=== Exercise brief ===
Copy the lines that follow, keeping every character the same.

++++ Data extract

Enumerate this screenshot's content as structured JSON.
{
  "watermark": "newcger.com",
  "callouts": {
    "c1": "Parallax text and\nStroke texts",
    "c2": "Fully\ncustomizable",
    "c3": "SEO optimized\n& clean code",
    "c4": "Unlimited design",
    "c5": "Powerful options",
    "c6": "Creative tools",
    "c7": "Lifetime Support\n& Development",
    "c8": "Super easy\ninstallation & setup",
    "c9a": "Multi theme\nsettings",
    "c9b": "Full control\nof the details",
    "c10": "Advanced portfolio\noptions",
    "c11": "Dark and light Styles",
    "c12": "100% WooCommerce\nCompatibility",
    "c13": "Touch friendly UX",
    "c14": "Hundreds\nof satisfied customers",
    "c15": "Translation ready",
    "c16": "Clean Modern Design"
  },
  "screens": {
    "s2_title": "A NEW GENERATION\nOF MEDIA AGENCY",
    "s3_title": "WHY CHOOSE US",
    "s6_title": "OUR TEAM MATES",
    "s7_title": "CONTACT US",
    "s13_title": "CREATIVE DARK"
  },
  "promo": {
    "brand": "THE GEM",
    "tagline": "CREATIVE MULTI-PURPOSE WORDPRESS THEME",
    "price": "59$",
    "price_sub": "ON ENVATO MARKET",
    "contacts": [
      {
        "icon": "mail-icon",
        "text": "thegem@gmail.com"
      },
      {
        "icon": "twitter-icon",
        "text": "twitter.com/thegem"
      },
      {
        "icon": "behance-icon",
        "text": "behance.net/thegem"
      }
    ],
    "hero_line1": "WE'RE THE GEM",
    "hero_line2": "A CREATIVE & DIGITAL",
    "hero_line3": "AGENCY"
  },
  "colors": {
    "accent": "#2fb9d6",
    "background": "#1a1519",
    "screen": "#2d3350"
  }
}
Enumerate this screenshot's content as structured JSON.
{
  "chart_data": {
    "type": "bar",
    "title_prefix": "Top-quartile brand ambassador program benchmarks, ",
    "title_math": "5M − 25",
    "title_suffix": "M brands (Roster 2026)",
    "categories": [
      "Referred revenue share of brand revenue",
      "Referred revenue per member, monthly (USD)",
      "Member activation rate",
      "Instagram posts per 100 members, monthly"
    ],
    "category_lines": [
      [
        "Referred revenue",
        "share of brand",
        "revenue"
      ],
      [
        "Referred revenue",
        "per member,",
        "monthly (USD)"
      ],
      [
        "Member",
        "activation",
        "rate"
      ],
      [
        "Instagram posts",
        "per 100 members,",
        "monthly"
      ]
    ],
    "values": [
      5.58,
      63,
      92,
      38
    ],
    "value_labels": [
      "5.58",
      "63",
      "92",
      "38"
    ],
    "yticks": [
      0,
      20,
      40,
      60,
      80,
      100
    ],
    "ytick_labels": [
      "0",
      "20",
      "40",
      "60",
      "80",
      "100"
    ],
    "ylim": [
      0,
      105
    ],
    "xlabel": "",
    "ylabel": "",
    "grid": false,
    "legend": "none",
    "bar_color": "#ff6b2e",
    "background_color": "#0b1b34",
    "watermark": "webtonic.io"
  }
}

++++++++

=== Answer for this exercise ===
Enumerate this screenshot's content as structured JSON.
{
  "watermark": "newcger.com",
  "callouts": {
    "c1": "Parallax text and\nStroke texts",
    "c2": "Fully\ncustomizable",
    "c3": "SEO optimized\n& clean code",
    "c4": "Unlimited design",
    "c5": "Powerful options",
    "c6": "Creative tools",
    "c7": "Lifetime Support\n& Development",
    "c8": "Super easy\ninstallation & setup",
    "c9a": "Multi theme\nsettings",
    "c9b": "Full control\nof the details",
    "c10": "Advanced portfolio\noptions",
    "c11": "Dark and light Styles",
    "c12": "100% WooCommerce\nCompatibility",
    "c13": "Touch friendly UX",
    "c14": "Hundreds\nof satisfied customers",
    "c15": "Translation ready",
    "c16": "Clean Modern Design"
  },
  "screens": {
    "s2_title": "A NEW GENERATION\nOF MEDIA AGENCY",
    "s3_title": "WHY CHOOSE US",
    "s6_title": "OUR TEAM MATES",
    "s7_title": "CONTACT US",
    "s13_title": "CREATIVE DARK"
  },
  "promo": {
    "brand": "THE GEM",
    "tagline": "CREATIVE MULTI-PURPOSE WORDPRESS THEME",
    "price": "59$",
    "price_sub": "ON ENVATO MARKET",
    "contacts": [
      {
        "icon": "mail-icon",
        "text": "thegem@gmail.com"
      },
      {
        "icon": "twitter-icon",
        "text": "twitter.com/thegem"
      },
      {
        "icon": "behance-icon",
        "text": "behance.net/thegem"
      }
    ],
    "hero_line1": "WE'RE THE GEM",
    "hero_line2": "A CREATIVE & DIGITAL",
    "hero_line3": "AGENCY"
  },
  "colors": {
    "accent": "#2fb9d6",
    "background": "#1a1519",
    "screen": "#2d3350"
  }
}
Enumerate this screenshot's content as structured JSON.
{
  "chart_data": {
    "type": "bar",
    "title_prefix": "Top-quartile brand ambassador program benchmarks, ",
    "title_math": "5M − 25",
    "title_suffix": "M brands (Roster 2026)",
    "categories": [
      "Referred revenue share of brand revenue",
      "Referred revenue per member, monthly (USD)",
      "Member activation rate",
      "Instagram posts per 100 members, monthly"
    ],
    "category_lines": [
      [
        "Referred revenue",
        "share of brand",
        "revenue"
      ],
      [
        "Referred revenue",
        "per member,",
        "monthly (USD)"
      ],
      [
        "Member",
        "activation",
        "rate"
      ],
      [
        "Instagram posts",
        "per 100 members,",
        "monthly"
      ]
    ],
    "values": [
      5.58,
      63,
      92,
      38
    ],
    "value_labels": [
      "5.58",
      "63",
      "92",
      "38"
    ],
    "yticks": [
      0,
      20,
      40,
      60,
      80,
      100
    ],
    "ytick_labels": [
      "0",
      "20",
      "40",
      "60",
      "80",
      "100"
    ],
    "ylim": [
      0,
      105
    ],
    "xlabel": "",
    "ylabel": "",
    "grid": false,
    "legend": "none",
    "bar_color": "#ff6b2e",
    "background_color": "#0b1b34",
    "watermark": "webtonic.io"
  }
}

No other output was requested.